* **Problem description**
Check every line below for the word "메타분석" and copy the ones that have it.

Stored items
- - - - -

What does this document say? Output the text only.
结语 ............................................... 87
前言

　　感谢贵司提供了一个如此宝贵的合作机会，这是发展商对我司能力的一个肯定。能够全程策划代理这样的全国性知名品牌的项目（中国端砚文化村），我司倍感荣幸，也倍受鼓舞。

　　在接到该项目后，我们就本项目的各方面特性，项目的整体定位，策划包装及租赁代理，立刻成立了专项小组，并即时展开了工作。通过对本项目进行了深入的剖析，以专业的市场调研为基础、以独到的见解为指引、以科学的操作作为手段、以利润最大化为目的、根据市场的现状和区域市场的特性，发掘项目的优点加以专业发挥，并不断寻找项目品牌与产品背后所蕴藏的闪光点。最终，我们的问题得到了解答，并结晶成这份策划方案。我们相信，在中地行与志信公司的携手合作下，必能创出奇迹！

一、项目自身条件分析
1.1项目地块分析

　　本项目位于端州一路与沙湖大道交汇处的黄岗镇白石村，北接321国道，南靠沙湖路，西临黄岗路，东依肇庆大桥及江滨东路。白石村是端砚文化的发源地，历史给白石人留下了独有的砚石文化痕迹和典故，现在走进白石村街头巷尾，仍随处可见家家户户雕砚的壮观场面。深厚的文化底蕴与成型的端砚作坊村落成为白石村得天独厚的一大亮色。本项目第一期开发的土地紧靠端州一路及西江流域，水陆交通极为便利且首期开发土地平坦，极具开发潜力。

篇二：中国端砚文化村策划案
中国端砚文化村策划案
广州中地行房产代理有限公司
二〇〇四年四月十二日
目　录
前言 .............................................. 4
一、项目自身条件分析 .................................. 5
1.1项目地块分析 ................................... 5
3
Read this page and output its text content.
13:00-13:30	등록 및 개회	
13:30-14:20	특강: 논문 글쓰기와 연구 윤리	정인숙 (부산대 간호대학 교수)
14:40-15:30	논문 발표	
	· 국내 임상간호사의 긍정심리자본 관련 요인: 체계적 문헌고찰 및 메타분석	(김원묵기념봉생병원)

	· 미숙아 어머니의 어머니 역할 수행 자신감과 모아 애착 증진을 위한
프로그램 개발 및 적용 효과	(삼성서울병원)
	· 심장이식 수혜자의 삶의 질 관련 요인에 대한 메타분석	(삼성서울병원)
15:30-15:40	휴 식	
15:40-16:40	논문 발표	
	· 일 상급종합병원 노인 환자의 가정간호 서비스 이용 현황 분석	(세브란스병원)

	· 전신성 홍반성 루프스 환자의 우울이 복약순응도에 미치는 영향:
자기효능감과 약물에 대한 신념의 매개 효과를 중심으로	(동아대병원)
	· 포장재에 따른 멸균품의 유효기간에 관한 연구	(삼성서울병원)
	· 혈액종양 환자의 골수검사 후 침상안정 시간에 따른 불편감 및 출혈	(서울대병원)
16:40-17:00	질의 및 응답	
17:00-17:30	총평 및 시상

- - - - -

* **Written answer**
	· 국내 임상간호사의 긍정심리자본 관련 요인: 체계적 문헌고찰 및 메타분석	(김원묵기념봉생병원)
	· 심장이식 수혜자의 삶의 질 관련 요인에 대한 메타분석	(삼성서울병원)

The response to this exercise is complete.